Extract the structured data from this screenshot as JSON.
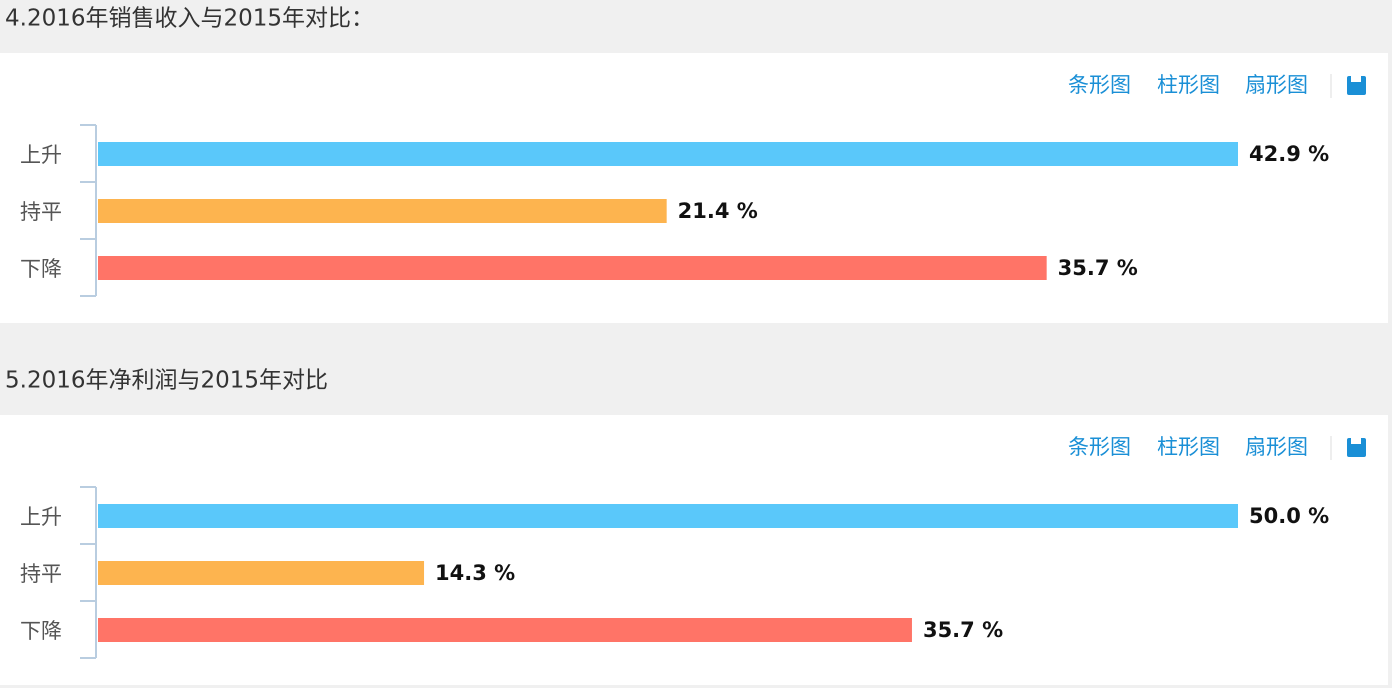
{
  "chart_data": [
    {
      "type": "bar",
      "orientation": "horizontal",
      "title": "4.2016年销售收入与2015年对比：",
      "toolbar": [
        "条形图",
        "柱形图",
        "扇形图"
      ],
      "categories": [
        "上升",
        "持平",
        "下降"
      ],
      "values": [
        42.9,
        21.4,
        35.7
      ],
      "value_labels": [
        "42.9 %",
        "21.4 %",
        "35.7 %"
      ],
      "colors": [
        "#5ac8fa",
        "#fdb44f",
        "#ff7467"
      ]
    },
    {
      "type": "bar",
      "orientation": "horizontal",
      "title": "5.2016年净利润与2015年对比",
      "toolbar": [
        "条形图",
        "柱形图",
        "扇形图"
      ],
      "categories": [
        "上升",
        "持平",
        "下降"
      ],
      "values": [
        50.0,
        14.3,
        35.7
      ],
      "value_labels": [
        "50.0 %",
        "14.3 %",
        "35.7 %"
      ],
      "colors": [
        "#5ac8fa",
        "#fdb44f",
        "#ff7467"
      ]
    }
  ]
}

·····

Instructions to follow.
None of the pictures should appear; repeat the records exactly otherwise.

Written reply.
Extract the structured data from this screenshot as JSON.
{
  "chart_data": [
    {
      "type": "bar",
      "orientation": "horizontal",
      "title": "4.2016年销售收入与2015年对比：",
      "toolbar": [
        "条形图",
        "柱形图",
        "扇形图"
      ],
      "categories": [
        "上升",
        "持平",
        "下降"
      ],
      "values": [
        42.9,
        21.4,
        35.7
      ],
      "value_labels": [
        "42.9 %",
        "21.4 %",
        "35.7 %"
      ],
      "colors": [
        "#5ac8fa",
        "#fdb44f",
        "#ff7467"
      ]
    },
    {
      "type": "bar",
      "orientation": "horizontal",
      "title": "5.2016年净利润与2015年对比",
      "toolbar": [
        "条形图",
        "柱形图",
        "扇形图"
      ],
      "categories": [
        "上升",
        "持平",
        "下降"
      ],
      "values": [
        50.0,
        14.3,
        35.7
      ],
      "value_labels": [
        "50.0 %",
        "14.3 %",
        "35.7 %"
      ],
      "colors": [
        "#5ac8fa",
        "#fdb44f",
        "#ff7467"
      ]
    }
  ]
}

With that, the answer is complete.